• [BRIEF] Find how many lines hold the word "this" and give that number only.

:::

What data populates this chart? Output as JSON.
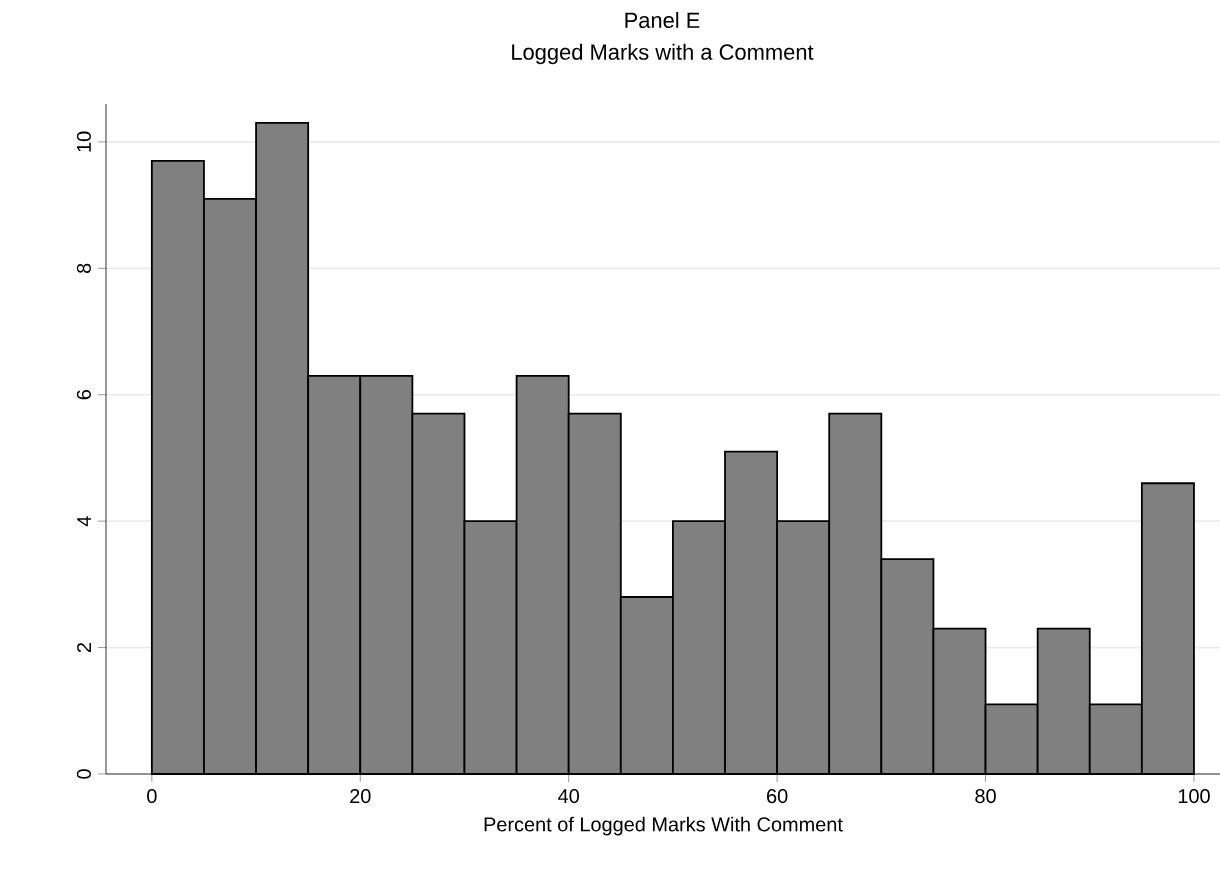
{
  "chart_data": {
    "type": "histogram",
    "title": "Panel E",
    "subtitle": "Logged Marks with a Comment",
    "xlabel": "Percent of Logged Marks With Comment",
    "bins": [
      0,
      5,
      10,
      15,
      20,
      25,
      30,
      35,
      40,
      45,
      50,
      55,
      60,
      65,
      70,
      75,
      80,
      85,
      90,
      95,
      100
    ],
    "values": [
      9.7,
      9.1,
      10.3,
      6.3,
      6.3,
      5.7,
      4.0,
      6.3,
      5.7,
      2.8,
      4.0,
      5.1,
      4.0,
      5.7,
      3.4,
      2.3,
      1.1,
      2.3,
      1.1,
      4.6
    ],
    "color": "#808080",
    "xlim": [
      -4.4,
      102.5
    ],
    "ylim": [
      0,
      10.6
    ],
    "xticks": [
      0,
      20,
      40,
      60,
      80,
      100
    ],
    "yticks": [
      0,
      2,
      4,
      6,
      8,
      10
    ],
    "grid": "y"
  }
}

:::

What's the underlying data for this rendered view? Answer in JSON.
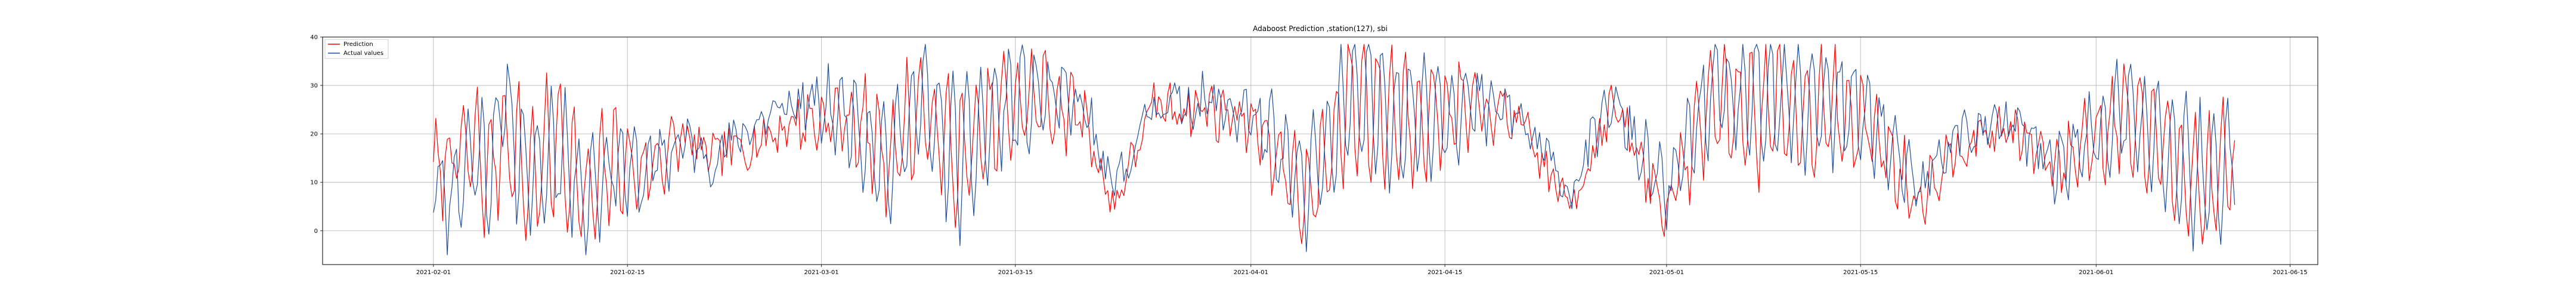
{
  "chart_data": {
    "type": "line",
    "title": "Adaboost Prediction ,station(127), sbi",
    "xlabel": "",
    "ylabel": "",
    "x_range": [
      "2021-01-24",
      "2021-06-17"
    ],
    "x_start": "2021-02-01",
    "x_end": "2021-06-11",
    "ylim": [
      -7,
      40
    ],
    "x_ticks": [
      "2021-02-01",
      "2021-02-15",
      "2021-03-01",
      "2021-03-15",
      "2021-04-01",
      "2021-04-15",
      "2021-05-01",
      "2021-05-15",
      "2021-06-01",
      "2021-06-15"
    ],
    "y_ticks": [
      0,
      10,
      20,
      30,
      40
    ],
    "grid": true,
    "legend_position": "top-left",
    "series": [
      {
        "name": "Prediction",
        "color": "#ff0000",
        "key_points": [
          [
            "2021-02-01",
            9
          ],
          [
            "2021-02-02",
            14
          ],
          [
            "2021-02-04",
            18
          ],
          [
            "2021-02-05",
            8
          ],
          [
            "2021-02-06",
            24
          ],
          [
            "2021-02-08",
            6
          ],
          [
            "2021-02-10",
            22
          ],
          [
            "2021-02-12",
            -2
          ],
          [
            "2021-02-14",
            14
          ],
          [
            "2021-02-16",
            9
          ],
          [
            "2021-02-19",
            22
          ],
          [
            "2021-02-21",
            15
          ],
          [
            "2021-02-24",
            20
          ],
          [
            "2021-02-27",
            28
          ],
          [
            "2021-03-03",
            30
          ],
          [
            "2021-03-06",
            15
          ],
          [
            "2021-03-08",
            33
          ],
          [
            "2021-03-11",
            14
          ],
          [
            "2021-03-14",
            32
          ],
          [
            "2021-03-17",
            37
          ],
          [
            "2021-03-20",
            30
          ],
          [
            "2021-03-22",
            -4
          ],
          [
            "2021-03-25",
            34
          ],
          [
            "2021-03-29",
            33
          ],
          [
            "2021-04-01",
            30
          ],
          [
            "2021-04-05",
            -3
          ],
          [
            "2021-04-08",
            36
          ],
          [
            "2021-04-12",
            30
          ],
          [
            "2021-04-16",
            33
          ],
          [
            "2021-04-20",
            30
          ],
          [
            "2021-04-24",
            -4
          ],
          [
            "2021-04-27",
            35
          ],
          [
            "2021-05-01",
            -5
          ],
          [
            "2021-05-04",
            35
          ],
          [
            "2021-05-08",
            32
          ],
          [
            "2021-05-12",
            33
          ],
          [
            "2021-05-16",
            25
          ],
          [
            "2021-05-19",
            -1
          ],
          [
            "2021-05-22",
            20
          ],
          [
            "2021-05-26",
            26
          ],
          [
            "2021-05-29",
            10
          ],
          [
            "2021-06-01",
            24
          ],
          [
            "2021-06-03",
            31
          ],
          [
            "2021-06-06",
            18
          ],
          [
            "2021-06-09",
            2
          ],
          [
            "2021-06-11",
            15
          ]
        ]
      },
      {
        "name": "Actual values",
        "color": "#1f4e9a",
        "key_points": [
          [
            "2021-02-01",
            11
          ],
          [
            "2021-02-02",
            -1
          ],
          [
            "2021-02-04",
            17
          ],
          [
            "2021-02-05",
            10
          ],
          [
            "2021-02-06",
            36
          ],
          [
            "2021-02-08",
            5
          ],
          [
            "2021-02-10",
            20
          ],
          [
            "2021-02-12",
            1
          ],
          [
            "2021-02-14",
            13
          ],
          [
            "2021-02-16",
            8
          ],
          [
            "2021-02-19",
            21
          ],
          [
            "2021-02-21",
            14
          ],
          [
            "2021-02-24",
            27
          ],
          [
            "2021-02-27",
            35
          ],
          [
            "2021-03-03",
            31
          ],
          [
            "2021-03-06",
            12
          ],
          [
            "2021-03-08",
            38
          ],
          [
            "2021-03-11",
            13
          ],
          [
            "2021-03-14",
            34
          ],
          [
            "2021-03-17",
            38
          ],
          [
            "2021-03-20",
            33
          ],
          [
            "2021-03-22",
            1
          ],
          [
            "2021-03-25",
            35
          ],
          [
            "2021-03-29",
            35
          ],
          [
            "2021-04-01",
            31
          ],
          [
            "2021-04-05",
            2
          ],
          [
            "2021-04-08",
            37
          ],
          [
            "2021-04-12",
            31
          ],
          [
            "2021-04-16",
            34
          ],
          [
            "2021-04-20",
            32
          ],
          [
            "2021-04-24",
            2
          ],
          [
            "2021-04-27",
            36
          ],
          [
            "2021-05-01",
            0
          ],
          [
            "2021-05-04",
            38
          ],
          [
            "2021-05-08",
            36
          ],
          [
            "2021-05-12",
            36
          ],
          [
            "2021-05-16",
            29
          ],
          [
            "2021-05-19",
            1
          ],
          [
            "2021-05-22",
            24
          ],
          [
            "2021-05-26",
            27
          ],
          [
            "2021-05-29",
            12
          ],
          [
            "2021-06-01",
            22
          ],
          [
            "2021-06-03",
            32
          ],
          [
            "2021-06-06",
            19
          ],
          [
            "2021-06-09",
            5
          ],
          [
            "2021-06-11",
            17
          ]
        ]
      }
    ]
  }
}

:::

• [TASK RESPONSE] 2